══ Supplied records
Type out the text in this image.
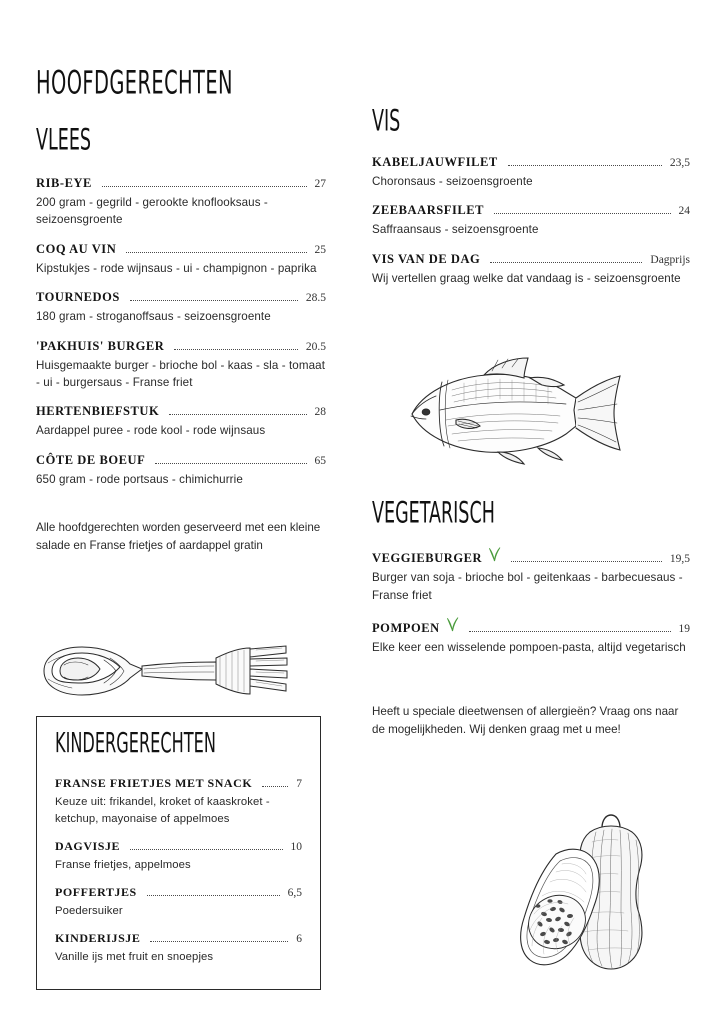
HOOFDGERECHTEN
VLEES
RIB-EYE	27
200 gram - gegrild - gerookte knoflooksaus - seizoensgroente
COQ AU VIN	25
Kipstukjes - rode wijnsaus - ui - champignon - paprika
TOURNEDOS	28.5
180 gram - stroganoffsaus - seizoensgroente
'PAKHUIS' BURGER	20.5
Huisgemaakte burger - brioche bol - kaas - sla - tomaat - ui - burgersaus - Franse friet
HERTENBIEFSTUK	28
Aardappel puree - rode kool - rode wijnsaus
CÔTE DE BOEUF	65
650 gram - rode portsaus - chimichurrie
Alle hoofdgerechten worden geserveerd met een kleine salade en Franse frietjes of aardappel gratin
VIS
KABELJAUWFILET	23,5
Choronsaus - seizoensgroente
ZEEBAARSFILET	24
Saffraansaus - seizoensgroente
VIS VAN DE DAG	Dagprijs
Wij vertellen graag welke dat vandaag is - seizoensgroente
VEGETARISCH
VEGGIEBURGER	19,5
Burger van soja - brioche bol - geitenkaas - barbecuesaus - Franse friet
POMPOEN	19
Elke keer een wisselende pompoen-pasta, altijd vegetarisch
Heeft u speciale dieetwensen of allergieën? Vraag ons naar de mogelijkheden. Wij denken graag met u mee!
KINDERGERECHTEN
FRANSE FRIETJES MET SNACK	7
Keuze uit: frikandel, kroket of kaaskroket - ketchup, mayonaise of appelmoes
DAGVISJE	10
Franse frietjes, appelmoes
POFFERTJES	6,5
Poedersuiker
KINDERIJSJE	6
Vanille ijs met fruit en snoepjes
════
## The exercise
Search the material above for "seizoensgroente". Pull out each line where it shows up.

## Exercise response
200 gram - gegrild - gerookte knoflooksaus - seizoensgroente
180 gram - stroganoffsaus - seizoensgroente
Choronsaus - seizoensgroente
Saffraansaus - seizoensgroente
Wij vertellen graag welke dat vandaag is - seizoensgroente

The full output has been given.